◆ What is expected
Copy all the entries word for word, but omit the pictures.
--------------------------------------------------
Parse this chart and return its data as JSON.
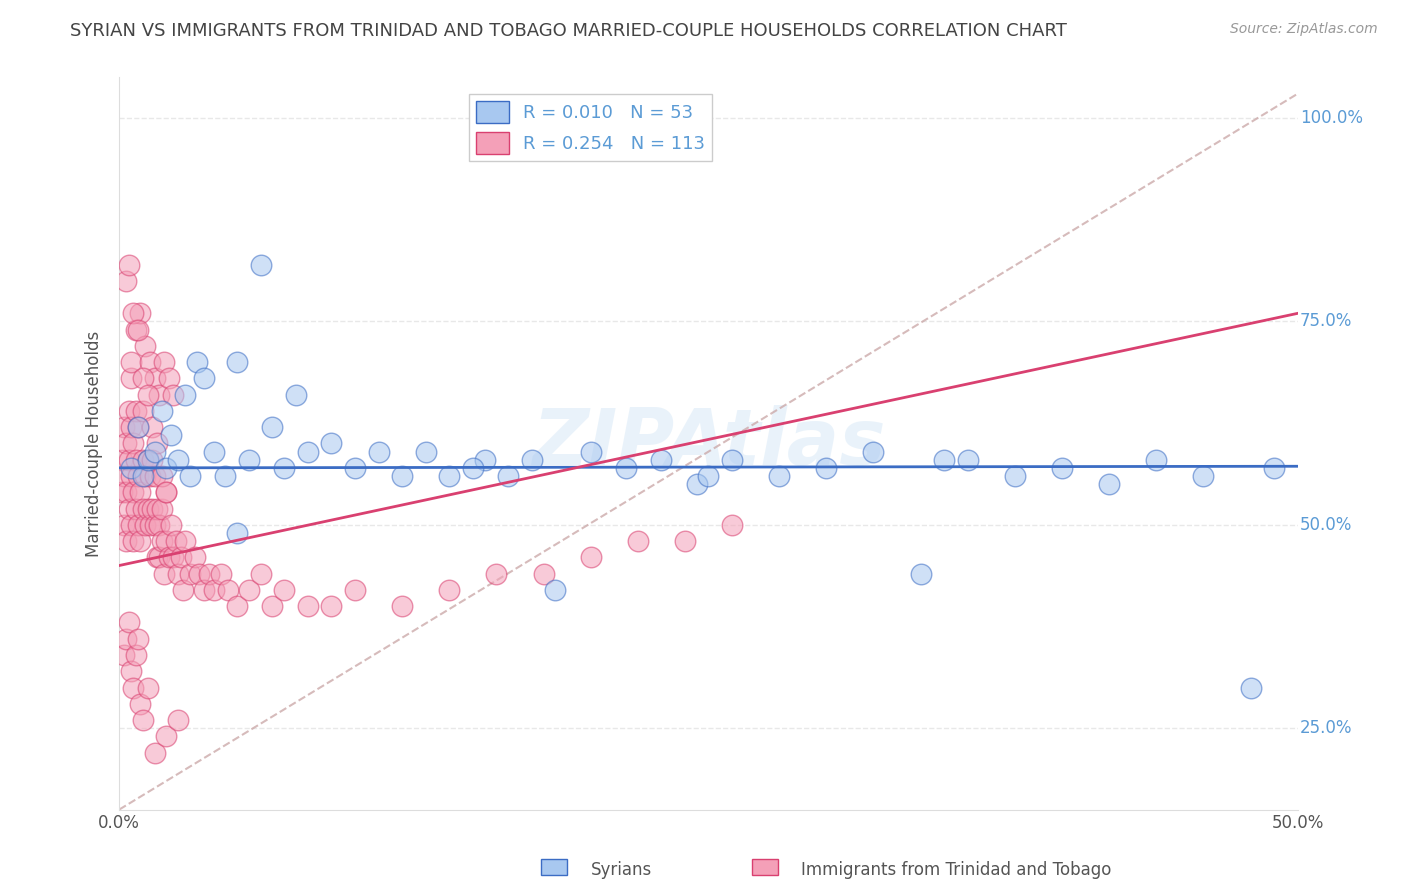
{
  "title": "SYRIAN VS IMMIGRANTS FROM TRINIDAD AND TOBAGO MARRIED-COUPLE HOUSEHOLDS CORRELATION CHART",
  "source": "Source: ZipAtlas.com",
  "ylabel": "Married-couple Households",
  "watermark": "ZIPAtlas",
  "legend_label1": "Syrians",
  "legend_label2": "Immigrants from Trinidad and Tobago",
  "r1": 0.01,
  "n1": 53,
  "r2": 0.254,
  "n2": 113,
  "color1": "#a8c8f0",
  "color2": "#f4a0b8",
  "trendline1_color": "#3b6cc4",
  "trendline2_color": "#d94070",
  "refline_color": "#ccaaaa",
  "xlim": [
    0.0,
    0.5
  ],
  "ylim": [
    0.15,
    1.05
  ],
  "xticks": [
    0.0,
    0.1,
    0.2,
    0.3,
    0.4,
    0.5
  ],
  "xtick_labels_show": [
    "0.0%",
    "50.0%"
  ],
  "yticks": [
    0.25,
    0.5,
    0.75,
    1.0
  ],
  "ytick_labels": [
    "25.0%",
    "50.0%",
    "75.0%",
    "100.0%"
  ],
  "background_color": "#ffffff",
  "grid_color": "#e8e8e8",
  "title_color": "#444444",
  "axis_label_color": "#555555",
  "tick_color": "#5b9bd5",
  "trendline1_y0": 0.57,
  "trendline1_y1": 0.572,
  "trendline2_y0": 0.45,
  "trendline2_y1": 0.76,
  "refline_x": [
    0.0,
    0.5
  ],
  "refline_y": [
    0.15,
    1.03
  ],
  "syrians_x": [
    0.005,
    0.008,
    0.01,
    0.012,
    0.015,
    0.018,
    0.02,
    0.022,
    0.025,
    0.028,
    0.03,
    0.033,
    0.036,
    0.04,
    0.045,
    0.05,
    0.055,
    0.06,
    0.065,
    0.07,
    0.075,
    0.08,
    0.09,
    0.1,
    0.11,
    0.12,
    0.13,
    0.14,
    0.155,
    0.165,
    0.175,
    0.185,
    0.2,
    0.215,
    0.23,
    0.245,
    0.26,
    0.28,
    0.3,
    0.32,
    0.34,
    0.36,
    0.38,
    0.4,
    0.42,
    0.44,
    0.46,
    0.48,
    0.49,
    0.05,
    0.15,
    0.25,
    0.35
  ],
  "syrians_y": [
    0.57,
    0.62,
    0.56,
    0.58,
    0.59,
    0.64,
    0.57,
    0.61,
    0.58,
    0.66,
    0.56,
    0.7,
    0.68,
    0.59,
    0.56,
    0.7,
    0.58,
    0.82,
    0.62,
    0.57,
    0.66,
    0.59,
    0.6,
    0.57,
    0.59,
    0.56,
    0.59,
    0.56,
    0.58,
    0.56,
    0.58,
    0.42,
    0.59,
    0.57,
    0.58,
    0.55,
    0.58,
    0.56,
    0.57,
    0.59,
    0.44,
    0.58,
    0.56,
    0.57,
    0.55,
    0.58,
    0.56,
    0.3,
    0.57,
    0.49,
    0.57,
    0.56,
    0.58
  ],
  "trinidad_x": [
    0.001,
    0.001,
    0.002,
    0.002,
    0.002,
    0.003,
    0.003,
    0.003,
    0.004,
    0.004,
    0.004,
    0.005,
    0.005,
    0.005,
    0.005,
    0.006,
    0.006,
    0.006,
    0.007,
    0.007,
    0.007,
    0.008,
    0.008,
    0.008,
    0.009,
    0.009,
    0.01,
    0.01,
    0.01,
    0.011,
    0.011,
    0.012,
    0.012,
    0.013,
    0.013,
    0.014,
    0.014,
    0.015,
    0.015,
    0.016,
    0.016,
    0.017,
    0.017,
    0.018,
    0.018,
    0.019,
    0.02,
    0.02,
    0.021,
    0.022,
    0.023,
    0.024,
    0.025,
    0.026,
    0.027,
    0.028,
    0.03,
    0.032,
    0.034,
    0.036,
    0.038,
    0.04,
    0.043,
    0.046,
    0.05,
    0.055,
    0.06,
    0.065,
    0.07,
    0.08,
    0.09,
    0.1,
    0.12,
    0.14,
    0.16,
    0.18,
    0.2,
    0.22,
    0.24,
    0.26,
    0.005,
    0.007,
    0.009,
    0.011,
    0.013,
    0.015,
    0.017,
    0.019,
    0.021,
    0.023,
    0.003,
    0.004,
    0.006,
    0.008,
    0.01,
    0.012,
    0.014,
    0.016,
    0.018,
    0.02,
    0.002,
    0.003,
    0.004,
    0.005,
    0.006,
    0.007,
    0.008,
    0.009,
    0.01,
    0.012,
    0.015,
    0.02,
    0.025
  ],
  "trinidad_y": [
    0.54,
    0.58,
    0.5,
    0.56,
    0.62,
    0.48,
    0.54,
    0.6,
    0.52,
    0.58,
    0.64,
    0.5,
    0.56,
    0.62,
    0.68,
    0.48,
    0.54,
    0.6,
    0.52,
    0.58,
    0.64,
    0.5,
    0.56,
    0.62,
    0.48,
    0.54,
    0.52,
    0.58,
    0.64,
    0.5,
    0.56,
    0.52,
    0.58,
    0.5,
    0.56,
    0.52,
    0.58,
    0.5,
    0.56,
    0.52,
    0.46,
    0.5,
    0.46,
    0.52,
    0.48,
    0.44,
    0.48,
    0.54,
    0.46,
    0.5,
    0.46,
    0.48,
    0.44,
    0.46,
    0.42,
    0.48,
    0.44,
    0.46,
    0.44,
    0.42,
    0.44,
    0.42,
    0.44,
    0.42,
    0.4,
    0.42,
    0.44,
    0.4,
    0.42,
    0.4,
    0.4,
    0.42,
    0.4,
    0.42,
    0.44,
    0.44,
    0.46,
    0.48,
    0.48,
    0.5,
    0.7,
    0.74,
    0.76,
    0.72,
    0.7,
    0.68,
    0.66,
    0.7,
    0.68,
    0.66,
    0.8,
    0.82,
    0.76,
    0.74,
    0.68,
    0.66,
    0.62,
    0.6,
    0.56,
    0.54,
    0.34,
    0.36,
    0.38,
    0.32,
    0.3,
    0.34,
    0.36,
    0.28,
    0.26,
    0.3,
    0.22,
    0.24,
    0.26
  ]
}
--------------------------------------------------
◆ Final answer
Parse this chart and return its data as JSON.
{
  "title": "SYRIAN VS IMMIGRANTS FROM TRINIDAD AND TOBAGO MARRIED-COUPLE HOUSEHOLDS CORRELATION CHART",
  "source": "Source: ZipAtlas.com",
  "ylabel": "Married-couple Households",
  "watermark": "ZIPAtlas",
  "legend_label1": "Syrians",
  "legend_label2": "Immigrants from Trinidad and Tobago",
  "r1": 0.01,
  "n1": 53,
  "r2": 0.254,
  "n2": 113,
  "color1": "#a8c8f0",
  "color2": "#f4a0b8",
  "trendline1_color": "#3b6cc4",
  "trendline2_color": "#d94070",
  "refline_color": "#ccaaaa",
  "xlim": [
    0.0,
    0.5
  ],
  "ylim": [
    0.15,
    1.05
  ],
  "xticks": [
    0.0,
    0.1,
    0.2,
    0.3,
    0.4,
    0.5
  ],
  "xtick_labels_show": [
    "0.0%",
    "50.0%"
  ],
  "yticks": [
    0.25,
    0.5,
    0.75,
    1.0
  ],
  "ytick_labels": [
    "25.0%",
    "50.0%",
    "75.0%",
    "100.0%"
  ],
  "background_color": "#ffffff",
  "grid_color": "#e8e8e8",
  "title_color": "#444444",
  "axis_label_color": "#555555",
  "tick_color": "#5b9bd5",
  "trendline1_y0": 0.57,
  "trendline1_y1": 0.572,
  "trendline2_y0": 0.45,
  "trendline2_y1": 0.76,
  "refline_x": [
    0.0,
    0.5
  ],
  "refline_y": [
    0.15,
    1.03
  ],
  "syrians_x": [
    0.005,
    0.008,
    0.01,
    0.012,
    0.015,
    0.018,
    0.02,
    0.022,
    0.025,
    0.028,
    0.03,
    0.033,
    0.036,
    0.04,
    0.045,
    0.05,
    0.055,
    0.06,
    0.065,
    0.07,
    0.075,
    0.08,
    0.09,
    0.1,
    0.11,
    0.12,
    0.13,
    0.14,
    0.155,
    0.165,
    0.175,
    0.185,
    0.2,
    0.215,
    0.23,
    0.245,
    0.26,
    0.28,
    0.3,
    0.32,
    0.34,
    0.36,
    0.38,
    0.4,
    0.42,
    0.44,
    0.46,
    0.48,
    0.49,
    0.05,
    0.15,
    0.25,
    0.35
  ],
  "syrians_y": [
    0.57,
    0.62,
    0.56,
    0.58,
    0.59,
    0.64,
    0.57,
    0.61,
    0.58,
    0.66,
    0.56,
    0.7,
    0.68,
    0.59,
    0.56,
    0.7,
    0.58,
    0.82,
    0.62,
    0.57,
    0.66,
    0.59,
    0.6,
    0.57,
    0.59,
    0.56,
    0.59,
    0.56,
    0.58,
    0.56,
    0.58,
    0.42,
    0.59,
    0.57,
    0.58,
    0.55,
    0.58,
    0.56,
    0.57,
    0.59,
    0.44,
    0.58,
    0.56,
    0.57,
    0.55,
    0.58,
    0.56,
    0.3,
    0.57,
    0.49,
    0.57,
    0.56,
    0.58
  ],
  "trinidad_x": [
    0.001,
    0.001,
    0.002,
    0.002,
    0.002,
    0.003,
    0.003,
    0.003,
    0.004,
    0.004,
    0.004,
    0.005,
    0.005,
    0.005,
    0.005,
    0.006,
    0.006,
    0.006,
    0.007,
    0.007,
    0.007,
    0.008,
    0.008,
    0.008,
    0.009,
    0.009,
    0.01,
    0.01,
    0.01,
    0.011,
    0.011,
    0.012,
    0.012,
    0.013,
    0.013,
    0.014,
    0.014,
    0.015,
    0.015,
    0.016,
    0.016,
    0.017,
    0.017,
    0.018,
    0.018,
    0.019,
    0.02,
    0.02,
    0.021,
    0.022,
    0.023,
    0.024,
    0.025,
    0.026,
    0.027,
    0.028,
    0.03,
    0.032,
    0.034,
    0.036,
    0.038,
    0.04,
    0.043,
    0.046,
    0.05,
    0.055,
    0.06,
    0.065,
    0.07,
    0.08,
    0.09,
    0.1,
    0.12,
    0.14,
    0.16,
    0.18,
    0.2,
    0.22,
    0.24,
    0.26,
    0.005,
    0.007,
    0.009,
    0.011,
    0.013,
    0.015,
    0.017,
    0.019,
    0.021,
    0.023,
    0.003,
    0.004,
    0.006,
    0.008,
    0.01,
    0.012,
    0.014,
    0.016,
    0.018,
    0.02,
    0.002,
    0.003,
    0.004,
    0.005,
    0.006,
    0.007,
    0.008,
    0.009,
    0.01,
    0.012,
    0.015,
    0.02,
    0.025
  ],
  "trinidad_y": [
    0.54,
    0.58,
    0.5,
    0.56,
    0.62,
    0.48,
    0.54,
    0.6,
    0.52,
    0.58,
    0.64,
    0.5,
    0.56,
    0.62,
    0.68,
    0.48,
    0.54,
    0.6,
    0.52,
    0.58,
    0.64,
    0.5,
    0.56,
    0.62,
    0.48,
    0.54,
    0.52,
    0.58,
    0.64,
    0.5,
    0.56,
    0.52,
    0.58,
    0.5,
    0.56,
    0.52,
    0.58,
    0.5,
    0.56,
    0.52,
    0.46,
    0.5,
    0.46,
    0.52,
    0.48,
    0.44,
    0.48,
    0.54,
    0.46,
    0.5,
    0.46,
    0.48,
    0.44,
    0.46,
    0.42,
    0.48,
    0.44,
    0.46,
    0.44,
    0.42,
    0.44,
    0.42,
    0.44,
    0.42,
    0.4,
    0.42,
    0.44,
    0.4,
    0.42,
    0.4,
    0.4,
    0.42,
    0.4,
    0.42,
    0.44,
    0.44,
    0.46,
    0.48,
    0.48,
    0.5,
    0.7,
    0.74,
    0.76,
    0.72,
    0.7,
    0.68,
    0.66,
    0.7,
    0.68,
    0.66,
    0.8,
    0.82,
    0.76,
    0.74,
    0.68,
    0.66,
    0.62,
    0.6,
    0.56,
    0.54,
    0.34,
    0.36,
    0.38,
    0.32,
    0.3,
    0.34,
    0.36,
    0.28,
    0.26,
    0.3,
    0.22,
    0.24,
    0.26
  ]
}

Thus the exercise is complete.